Omit every image, and transcribe the remaining entries exactly as given.

Records for this exercise ->
- - -

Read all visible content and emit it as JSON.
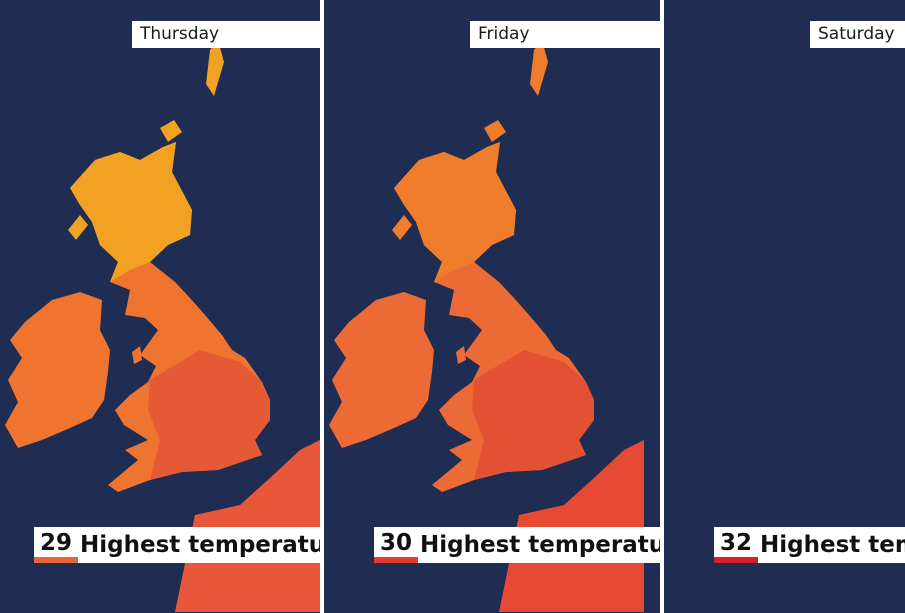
{
  "caption": "Highest temperature",
  "panels": [
    {
      "day": "Thursday",
      "value": "29",
      "swatch": "#e8673a",
      "land": "#ef7430",
      "north": "#f2a222",
      "south": "#e55a34",
      "sea": "#e9573a"
    },
    {
      "day": "Friday",
      "value": "30",
      "swatch": "#e53d2c",
      "land": "#ec6a35",
      "north": "#ef7d2c",
      "south": "#e35135",
      "sea": "#e74a33"
    },
    {
      "day": "Saturday",
      "value": "32",
      "swatch": "#d6202a",
      "land": "#ec6a35",
      "north": "#ef7f2a",
      "south": "#e23a2f",
      "sea": "#d92f2c"
    }
  ]
}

- - -

Exercise solution ->
Read all visible content and emit it as JSON.
{
  "caption": "Highest temperature",
  "panels": [
    {
      "day": "Thursday",
      "value": "29",
      "swatch": "#e8673a",
      "land": "#ef7430",
      "north": "#f2a222",
      "south": "#e55a34",
      "sea": "#e9573a"
    },
    {
      "day": "Friday",
      "value": "30",
      "swatch": "#e53d2c",
      "land": "#ec6a35",
      "north": "#ef7d2c",
      "south": "#e35135",
      "sea": "#e74a33"
    },
    {
      "day": "Saturday",
      "value": "32",
      "swatch": "#d6202a",
      "land": "#ec6a35",
      "north": "#ef7f2a",
      "south": "#e23a2f",
      "sea": "#d92f2c"
    }
  ]
}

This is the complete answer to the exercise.